[Stated problem] Isolate every line in the data with the string "Smart" and copy it.

— Begin Input data —

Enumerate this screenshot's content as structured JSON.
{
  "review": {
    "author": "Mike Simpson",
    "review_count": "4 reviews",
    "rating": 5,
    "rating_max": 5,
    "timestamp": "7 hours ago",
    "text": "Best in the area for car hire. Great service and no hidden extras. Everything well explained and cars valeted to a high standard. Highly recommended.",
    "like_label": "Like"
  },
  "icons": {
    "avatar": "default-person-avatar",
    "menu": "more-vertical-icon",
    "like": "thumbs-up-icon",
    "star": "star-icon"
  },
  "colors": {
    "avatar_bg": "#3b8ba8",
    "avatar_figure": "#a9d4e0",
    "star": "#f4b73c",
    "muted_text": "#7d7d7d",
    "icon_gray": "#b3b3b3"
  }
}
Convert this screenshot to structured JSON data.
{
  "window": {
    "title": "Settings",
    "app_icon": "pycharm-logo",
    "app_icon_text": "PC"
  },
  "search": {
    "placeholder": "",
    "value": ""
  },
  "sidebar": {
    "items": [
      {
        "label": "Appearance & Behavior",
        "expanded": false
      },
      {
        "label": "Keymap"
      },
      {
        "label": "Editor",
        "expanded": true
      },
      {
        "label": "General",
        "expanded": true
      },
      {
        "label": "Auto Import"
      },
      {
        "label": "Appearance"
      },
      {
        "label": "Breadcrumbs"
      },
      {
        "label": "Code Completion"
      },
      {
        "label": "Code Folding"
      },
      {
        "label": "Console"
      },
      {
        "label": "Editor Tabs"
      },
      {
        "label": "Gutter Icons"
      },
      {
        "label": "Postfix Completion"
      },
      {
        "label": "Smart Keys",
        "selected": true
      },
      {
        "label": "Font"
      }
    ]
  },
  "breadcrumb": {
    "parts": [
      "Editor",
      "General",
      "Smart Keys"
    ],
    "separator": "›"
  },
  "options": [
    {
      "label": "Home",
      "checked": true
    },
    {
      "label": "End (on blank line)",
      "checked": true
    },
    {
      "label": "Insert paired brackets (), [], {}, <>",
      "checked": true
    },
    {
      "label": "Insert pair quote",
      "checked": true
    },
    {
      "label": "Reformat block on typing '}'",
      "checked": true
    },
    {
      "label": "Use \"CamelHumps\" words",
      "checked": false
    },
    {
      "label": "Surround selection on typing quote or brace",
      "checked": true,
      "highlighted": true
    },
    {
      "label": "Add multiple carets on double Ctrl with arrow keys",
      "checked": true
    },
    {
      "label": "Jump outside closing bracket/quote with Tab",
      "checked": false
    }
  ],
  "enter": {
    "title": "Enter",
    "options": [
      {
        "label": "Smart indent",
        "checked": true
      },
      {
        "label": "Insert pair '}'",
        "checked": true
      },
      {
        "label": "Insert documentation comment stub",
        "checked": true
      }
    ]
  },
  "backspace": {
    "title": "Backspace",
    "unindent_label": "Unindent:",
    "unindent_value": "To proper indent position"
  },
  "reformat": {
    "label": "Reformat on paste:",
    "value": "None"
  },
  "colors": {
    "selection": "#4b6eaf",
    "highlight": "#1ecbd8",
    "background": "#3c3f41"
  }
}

— End Input data —

[Worked answer]
        "label": "Smart Keys",
      "Smart Keys"
        "label": "Smart indent",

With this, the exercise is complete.